Make an exact copy of all the data.

Task data -
——————

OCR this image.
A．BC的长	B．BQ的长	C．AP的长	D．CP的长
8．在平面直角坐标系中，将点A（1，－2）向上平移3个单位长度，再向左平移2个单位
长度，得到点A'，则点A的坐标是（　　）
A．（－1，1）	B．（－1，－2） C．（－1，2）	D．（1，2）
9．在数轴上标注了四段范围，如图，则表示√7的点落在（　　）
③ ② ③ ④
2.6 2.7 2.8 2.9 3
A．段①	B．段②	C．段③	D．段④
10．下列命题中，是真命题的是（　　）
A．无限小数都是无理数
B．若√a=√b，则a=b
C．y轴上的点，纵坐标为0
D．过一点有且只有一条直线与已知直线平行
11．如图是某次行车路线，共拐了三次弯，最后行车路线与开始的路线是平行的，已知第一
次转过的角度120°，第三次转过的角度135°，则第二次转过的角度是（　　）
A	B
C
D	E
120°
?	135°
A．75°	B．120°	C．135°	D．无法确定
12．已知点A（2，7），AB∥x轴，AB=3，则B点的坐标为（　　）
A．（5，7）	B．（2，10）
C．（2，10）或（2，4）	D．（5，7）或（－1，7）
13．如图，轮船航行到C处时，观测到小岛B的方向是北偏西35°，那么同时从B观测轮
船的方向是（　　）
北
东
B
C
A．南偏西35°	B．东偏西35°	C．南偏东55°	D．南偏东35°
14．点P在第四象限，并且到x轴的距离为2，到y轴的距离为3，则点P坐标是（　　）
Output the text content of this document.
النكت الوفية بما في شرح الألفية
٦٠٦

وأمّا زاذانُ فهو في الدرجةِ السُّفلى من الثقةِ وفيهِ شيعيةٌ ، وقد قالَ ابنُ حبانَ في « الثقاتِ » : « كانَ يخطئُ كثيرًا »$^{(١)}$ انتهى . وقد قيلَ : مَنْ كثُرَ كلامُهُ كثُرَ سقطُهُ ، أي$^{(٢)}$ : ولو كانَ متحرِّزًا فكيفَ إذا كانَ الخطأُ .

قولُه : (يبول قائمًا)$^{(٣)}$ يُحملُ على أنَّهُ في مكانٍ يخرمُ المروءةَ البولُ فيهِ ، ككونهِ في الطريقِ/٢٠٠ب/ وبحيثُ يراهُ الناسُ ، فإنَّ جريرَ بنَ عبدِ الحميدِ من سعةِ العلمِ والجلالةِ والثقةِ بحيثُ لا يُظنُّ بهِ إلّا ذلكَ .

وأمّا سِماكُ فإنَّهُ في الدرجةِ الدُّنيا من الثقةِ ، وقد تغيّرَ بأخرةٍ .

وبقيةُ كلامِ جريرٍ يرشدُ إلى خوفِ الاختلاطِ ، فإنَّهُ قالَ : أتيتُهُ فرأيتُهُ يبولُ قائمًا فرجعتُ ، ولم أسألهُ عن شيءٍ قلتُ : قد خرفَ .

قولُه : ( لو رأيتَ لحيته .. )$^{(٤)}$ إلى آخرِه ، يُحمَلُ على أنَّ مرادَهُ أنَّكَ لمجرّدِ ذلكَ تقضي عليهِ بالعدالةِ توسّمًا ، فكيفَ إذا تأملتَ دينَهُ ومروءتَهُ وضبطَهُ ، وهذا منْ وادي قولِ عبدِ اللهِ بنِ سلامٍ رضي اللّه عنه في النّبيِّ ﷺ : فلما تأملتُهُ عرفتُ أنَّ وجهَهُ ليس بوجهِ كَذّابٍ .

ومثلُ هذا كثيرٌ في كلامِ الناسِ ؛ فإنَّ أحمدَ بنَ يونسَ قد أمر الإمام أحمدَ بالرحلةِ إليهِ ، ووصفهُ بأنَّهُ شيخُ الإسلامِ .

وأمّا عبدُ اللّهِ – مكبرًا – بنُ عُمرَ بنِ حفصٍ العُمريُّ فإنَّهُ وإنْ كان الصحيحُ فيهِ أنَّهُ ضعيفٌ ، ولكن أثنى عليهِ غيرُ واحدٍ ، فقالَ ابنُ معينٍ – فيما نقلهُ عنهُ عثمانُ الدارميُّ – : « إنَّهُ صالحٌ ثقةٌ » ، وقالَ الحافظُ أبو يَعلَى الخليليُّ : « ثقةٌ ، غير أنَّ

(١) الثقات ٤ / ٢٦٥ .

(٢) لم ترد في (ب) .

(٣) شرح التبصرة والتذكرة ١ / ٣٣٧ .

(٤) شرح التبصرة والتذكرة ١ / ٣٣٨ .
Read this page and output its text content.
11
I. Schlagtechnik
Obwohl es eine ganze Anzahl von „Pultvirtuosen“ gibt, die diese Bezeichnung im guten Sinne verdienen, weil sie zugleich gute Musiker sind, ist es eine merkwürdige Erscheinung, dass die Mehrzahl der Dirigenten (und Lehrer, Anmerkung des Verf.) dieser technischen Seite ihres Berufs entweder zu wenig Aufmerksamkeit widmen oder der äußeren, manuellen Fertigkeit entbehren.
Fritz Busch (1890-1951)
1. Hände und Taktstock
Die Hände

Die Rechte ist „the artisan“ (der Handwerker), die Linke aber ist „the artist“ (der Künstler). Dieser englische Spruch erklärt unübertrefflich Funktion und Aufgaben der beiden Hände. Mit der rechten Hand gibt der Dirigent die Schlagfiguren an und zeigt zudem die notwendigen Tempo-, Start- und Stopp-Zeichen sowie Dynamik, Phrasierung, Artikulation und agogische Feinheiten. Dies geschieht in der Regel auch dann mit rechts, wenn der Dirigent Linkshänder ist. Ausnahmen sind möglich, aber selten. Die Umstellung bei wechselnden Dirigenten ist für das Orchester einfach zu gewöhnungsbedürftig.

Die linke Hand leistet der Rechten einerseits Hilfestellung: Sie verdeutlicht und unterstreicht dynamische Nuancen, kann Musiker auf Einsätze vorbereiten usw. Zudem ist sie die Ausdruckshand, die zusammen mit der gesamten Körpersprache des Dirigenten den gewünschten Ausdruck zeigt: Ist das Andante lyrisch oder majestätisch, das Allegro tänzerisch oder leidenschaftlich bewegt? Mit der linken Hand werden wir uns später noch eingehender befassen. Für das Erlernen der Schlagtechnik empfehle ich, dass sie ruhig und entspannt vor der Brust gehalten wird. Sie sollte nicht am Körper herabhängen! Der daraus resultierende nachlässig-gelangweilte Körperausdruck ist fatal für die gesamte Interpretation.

——————

Worked answer -
OCR this image.
A．BC的长	B．BQ的长	C．AP的长	D．CP的长
8．在平面直角坐标系中，将点A（1，－2）向上平移3个单位长度，再向左平移2个单位
长度，得到点A'，则点A的坐标是（　　）
A．（－1，1）	B．（－1，－2） C．（－1，2）	D．（1，2）
9．在数轴上标注了四段范围，如图，则表示√7的点落在（　　）
③ ② ③ ④
2.6 2.7 2.8 2.9 3
A．段①	B．段②	C．段③	D．段④
10．下列命题中，是真命题的是（　　）
A．无限小数都是无理数
B．若√a=√b，则a=b
C．y轴上的点，纵坐标为0
D．过一点有且只有一条直线与已知直线平行
11．如图是某次行车路线，共拐了三次弯，最后行车路线与开始的路线是平行的，已知第一
次转过的角度120°，第三次转过的角度135°，则第二次转过的角度是（　　）
A	B
C
D	E
120°
?	135°
A．75°	B．120°	C．135°	D．无法确定
12．已知点A（2，7），AB∥x轴，AB=3，则B点的坐标为（　　）
A．（5，7）	B．（2，10）
C．（2，10）或（2，4）	D．（5，7）或（－1，7）
13．如图，轮船航行到C处时，观测到小岛B的方向是北偏西35°，那么同时从B观测轮
船的方向是（　　）
北
东
B
C
A．南偏西35°	B．东偏西35°	C．南偏东55°	D．南偏东35°
14．点P在第四象限，并且到x轴的距离为2，到y轴的距离为3，则点P坐标是（　　）
Output the text content of this document.
النكت الوفية بما في شرح الألفية
٦٠٦

وأمّا زاذانُ فهو في الدرجةِ السُّفلى من الثقةِ وفيهِ شيعيةٌ ، وقد قالَ ابنُ حبانَ في « الثقاتِ » : « كانَ يخطئُ كثيرًا »$^{(١)}$ انتهى . وقد قيلَ : مَنْ كثُرَ كلامُهُ كثُرَ سقطُهُ ، أي$^{(٢)}$ : ولو كانَ متحرِّزًا فكيفَ إذا كانَ الخطأُ .

قولُه : (يبول قائمًا)$^{(٣)}$ يُحملُ على أنَّهُ في مكانٍ يخرمُ المروءةَ البولُ فيهِ ، ككونهِ في الطريقِ/٢٠٠ب/ وبحيثُ يراهُ الناسُ ، فإنَّ جريرَ بنَ عبدِ الحميدِ من سعةِ العلمِ والجلالةِ والثقةِ بحيثُ لا يُظنُّ بهِ إلّا ذلكَ .

وأمّا سِماكُ فإنَّهُ في الدرجةِ الدُّنيا من الثقةِ ، وقد تغيّرَ بأخرةٍ .

وبقيةُ كلامِ جريرٍ يرشدُ إلى خوفِ الاختلاطِ ، فإنَّهُ قالَ : أتيتُهُ فرأيتُهُ يبولُ قائمًا فرجعتُ ، ولم أسألهُ عن شيءٍ قلتُ : قد خرفَ .

قولُه : ( لو رأيتَ لحيته .. )$^{(٤)}$ إلى آخرِه ، يُحمَلُ على أنَّ مرادَهُ أنَّكَ لمجرّدِ ذلكَ تقضي عليهِ بالعدالةِ توسّمًا ، فكيفَ إذا تأملتَ دينَهُ ومروءتَهُ وضبطَهُ ، وهذا منْ وادي قولِ عبدِ اللهِ بنِ سلامٍ رضي اللّه عنه في النّبيِّ ﷺ : فلما تأملتُهُ عرفتُ أنَّ وجهَهُ ليس بوجهِ كَذّابٍ .

ومثلُ هذا كثيرٌ في كلامِ الناسِ ؛ فإنَّ أحمدَ بنَ يونسَ قد أمر الإمام أحمدَ بالرحلةِ إليهِ ، ووصفهُ بأنَّهُ شيخُ الإسلامِ .

وأمّا عبدُ اللّهِ – مكبرًا – بنُ عُمرَ بنِ حفصٍ العُمريُّ فإنَّهُ وإنْ كان الصحيحُ فيهِ أنَّهُ ضعيفٌ ، ولكن أثنى عليهِ غيرُ واحدٍ ، فقالَ ابنُ معينٍ – فيما نقلهُ عنهُ عثمانُ الدارميُّ – : « إنَّهُ صالحٌ ثقةٌ » ، وقالَ الحافظُ أبو يَعلَى الخليليُّ : « ثقةٌ ، غير أنَّ

(١) الثقات ٤ / ٢٦٥ .

(٢) لم ترد في (ب) .

(٣) شرح التبصرة والتذكرة ١ / ٣٣٧ .

(٤) شرح التبصرة والتذكرة ١ / ٣٣٨ .
Read this page and output its text content.
11
I. Schlagtechnik
Obwohl es eine ganze Anzahl von „Pultvirtuosen“ gibt, die diese Bezeichnung im guten Sinne verdienen, weil sie zugleich gute Musiker sind, ist es eine merkwürdige Erscheinung, dass die Mehrzahl der Dirigenten (und Lehrer, Anmerkung des Verf.) dieser technischen Seite ihres Berufs entweder zu wenig Aufmerksamkeit widmen oder der äußeren, manuellen Fertigkeit entbehren.
Fritz Busch (1890-1951)
1. Hände und Taktstock
Die Hände

Die Rechte ist „the artisan“ (der Handwerker), die Linke aber ist „the artist“ (der Künstler). Dieser englische Spruch erklärt unübertrefflich Funktion und Aufgaben der beiden Hände. Mit der rechten Hand gibt der Dirigent die Schlagfiguren an und zeigt zudem die notwendigen Tempo-, Start- und Stopp-Zeichen sowie Dynamik, Phrasierung, Artikulation und agogische Feinheiten. Dies geschieht in der Regel auch dann mit rechts, wenn der Dirigent Linkshänder ist. Ausnahmen sind möglich, aber selten. Die Umstellung bei wechselnden Dirigenten ist für das Orchester einfach zu gewöhnungsbedürftig.

Die linke Hand leistet der Rechten einerseits Hilfestellung: Sie verdeutlicht und unterstreicht dynamische Nuancen, kann Musiker auf Einsätze vorbereiten usw. Zudem ist sie die Ausdruckshand, die zusammen mit der gesamten Körpersprache des Dirigenten den gewünschten Ausdruck zeigt: Ist das Andante lyrisch oder majestätisch, das Allegro tänzerisch oder leidenschaftlich bewegt? Mit der linken Hand werden wir uns später noch eingehender befassen. Für das Erlernen der Schlagtechnik empfehle ich, dass sie ruhig und entspannt vor der Brust gehalten wird. Sie sollte nicht am Körper herabhängen! Der daraus resultierende nachlässig-gelangweilte Körperausdruck ist fatal für die gesamte Interpretation.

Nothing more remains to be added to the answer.